Look for the string "name" and copy every line that has it.

— start DATA SECTION —

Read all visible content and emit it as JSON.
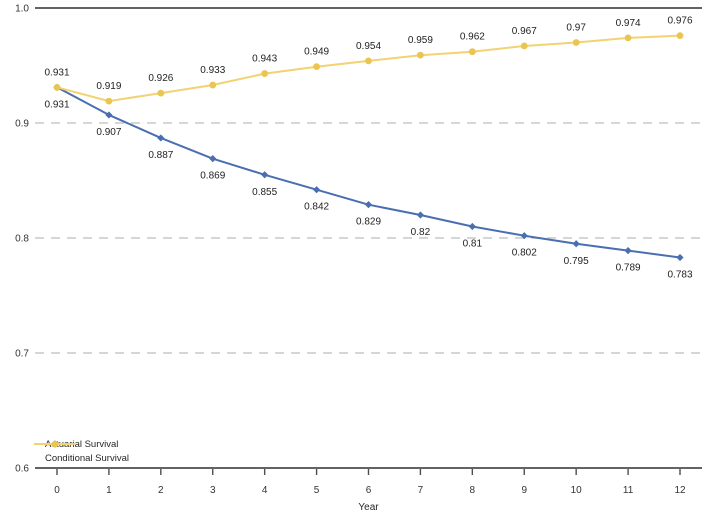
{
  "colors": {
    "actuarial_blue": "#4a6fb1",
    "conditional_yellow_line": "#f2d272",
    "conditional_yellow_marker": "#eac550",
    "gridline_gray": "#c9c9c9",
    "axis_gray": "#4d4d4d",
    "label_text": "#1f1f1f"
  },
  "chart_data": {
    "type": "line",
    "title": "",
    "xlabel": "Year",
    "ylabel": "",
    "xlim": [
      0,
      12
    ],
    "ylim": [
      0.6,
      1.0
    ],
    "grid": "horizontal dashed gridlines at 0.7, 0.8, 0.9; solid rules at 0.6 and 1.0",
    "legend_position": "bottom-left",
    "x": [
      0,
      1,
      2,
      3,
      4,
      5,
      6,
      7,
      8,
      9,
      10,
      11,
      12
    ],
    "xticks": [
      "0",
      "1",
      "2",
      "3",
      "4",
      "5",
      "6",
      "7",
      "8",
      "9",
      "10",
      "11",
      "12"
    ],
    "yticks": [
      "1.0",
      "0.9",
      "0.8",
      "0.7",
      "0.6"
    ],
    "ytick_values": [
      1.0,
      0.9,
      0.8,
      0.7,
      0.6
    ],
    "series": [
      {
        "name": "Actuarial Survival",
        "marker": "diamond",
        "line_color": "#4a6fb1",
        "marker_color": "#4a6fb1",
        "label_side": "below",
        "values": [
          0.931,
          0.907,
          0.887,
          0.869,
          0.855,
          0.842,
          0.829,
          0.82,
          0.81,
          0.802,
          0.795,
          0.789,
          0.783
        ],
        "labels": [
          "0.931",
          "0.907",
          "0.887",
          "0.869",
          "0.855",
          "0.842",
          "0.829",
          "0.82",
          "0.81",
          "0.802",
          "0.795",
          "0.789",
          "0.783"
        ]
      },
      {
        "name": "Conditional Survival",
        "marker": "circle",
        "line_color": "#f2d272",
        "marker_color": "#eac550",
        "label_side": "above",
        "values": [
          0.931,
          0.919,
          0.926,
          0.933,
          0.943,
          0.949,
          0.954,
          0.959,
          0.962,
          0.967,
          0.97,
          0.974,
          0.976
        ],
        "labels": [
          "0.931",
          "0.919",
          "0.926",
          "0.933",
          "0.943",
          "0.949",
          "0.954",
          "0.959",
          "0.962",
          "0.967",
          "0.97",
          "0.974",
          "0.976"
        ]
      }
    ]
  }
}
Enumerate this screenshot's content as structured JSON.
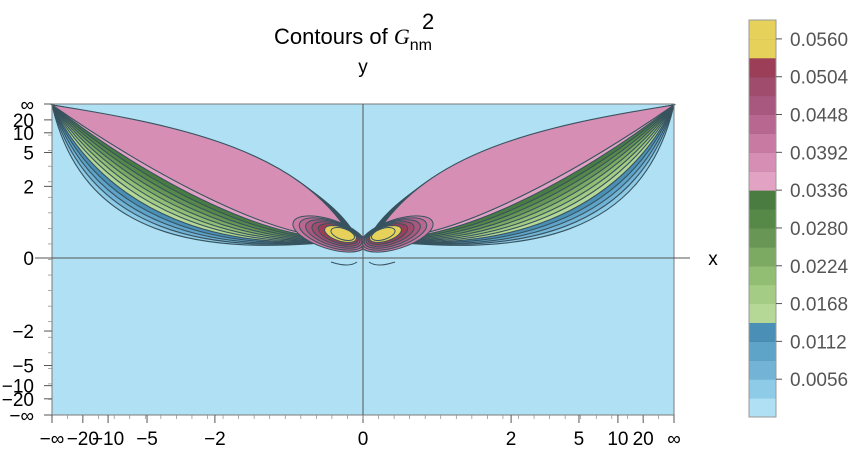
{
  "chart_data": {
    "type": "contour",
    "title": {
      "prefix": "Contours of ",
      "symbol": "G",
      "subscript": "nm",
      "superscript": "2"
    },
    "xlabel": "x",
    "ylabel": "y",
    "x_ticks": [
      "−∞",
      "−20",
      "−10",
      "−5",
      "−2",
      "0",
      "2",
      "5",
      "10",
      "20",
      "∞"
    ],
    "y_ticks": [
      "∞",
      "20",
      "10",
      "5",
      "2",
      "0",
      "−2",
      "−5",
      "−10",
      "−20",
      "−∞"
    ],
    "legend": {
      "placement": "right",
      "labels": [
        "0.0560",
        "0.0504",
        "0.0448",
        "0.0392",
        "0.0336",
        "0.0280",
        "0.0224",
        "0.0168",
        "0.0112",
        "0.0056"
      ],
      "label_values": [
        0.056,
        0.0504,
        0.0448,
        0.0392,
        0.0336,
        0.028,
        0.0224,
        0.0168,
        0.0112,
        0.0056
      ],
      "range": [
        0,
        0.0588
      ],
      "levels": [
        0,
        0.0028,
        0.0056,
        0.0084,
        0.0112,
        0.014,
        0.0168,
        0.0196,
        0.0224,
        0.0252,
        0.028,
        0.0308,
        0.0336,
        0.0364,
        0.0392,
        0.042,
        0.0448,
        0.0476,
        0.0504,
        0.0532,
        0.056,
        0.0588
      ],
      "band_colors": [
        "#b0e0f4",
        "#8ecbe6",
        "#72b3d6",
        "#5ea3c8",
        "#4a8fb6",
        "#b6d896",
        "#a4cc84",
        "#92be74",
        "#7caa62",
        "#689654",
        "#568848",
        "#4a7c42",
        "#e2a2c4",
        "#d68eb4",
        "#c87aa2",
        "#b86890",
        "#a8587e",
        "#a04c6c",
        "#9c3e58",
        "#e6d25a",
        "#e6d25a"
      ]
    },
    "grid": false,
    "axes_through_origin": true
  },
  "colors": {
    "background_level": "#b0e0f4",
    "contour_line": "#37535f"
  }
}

— end DATA SECTION —
— start DATA SECTION —

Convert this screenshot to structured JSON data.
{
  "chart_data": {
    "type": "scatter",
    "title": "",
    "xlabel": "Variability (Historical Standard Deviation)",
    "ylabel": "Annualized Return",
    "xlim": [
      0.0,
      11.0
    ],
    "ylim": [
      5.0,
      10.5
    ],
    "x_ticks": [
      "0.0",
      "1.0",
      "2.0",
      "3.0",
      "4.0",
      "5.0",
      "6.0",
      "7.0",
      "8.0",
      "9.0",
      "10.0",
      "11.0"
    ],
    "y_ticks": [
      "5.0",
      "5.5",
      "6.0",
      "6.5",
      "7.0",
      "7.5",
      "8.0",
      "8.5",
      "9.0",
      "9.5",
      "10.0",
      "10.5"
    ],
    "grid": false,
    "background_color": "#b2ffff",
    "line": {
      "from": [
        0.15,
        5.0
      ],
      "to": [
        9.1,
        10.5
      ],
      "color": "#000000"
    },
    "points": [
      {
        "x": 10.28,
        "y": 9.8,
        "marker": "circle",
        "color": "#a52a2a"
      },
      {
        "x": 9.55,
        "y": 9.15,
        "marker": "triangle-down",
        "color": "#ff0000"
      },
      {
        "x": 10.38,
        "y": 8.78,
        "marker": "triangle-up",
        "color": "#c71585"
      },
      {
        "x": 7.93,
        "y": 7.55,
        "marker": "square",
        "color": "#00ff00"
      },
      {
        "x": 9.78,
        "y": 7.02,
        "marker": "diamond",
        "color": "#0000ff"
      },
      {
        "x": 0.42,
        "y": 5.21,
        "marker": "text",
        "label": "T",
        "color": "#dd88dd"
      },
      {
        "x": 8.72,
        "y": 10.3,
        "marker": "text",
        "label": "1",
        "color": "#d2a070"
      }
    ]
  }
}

— end DATA SECTION —

- [RESPONSE TO THIS TASK]:
        "name": "Actuarial Survival",
        "name": "Conditional Survival",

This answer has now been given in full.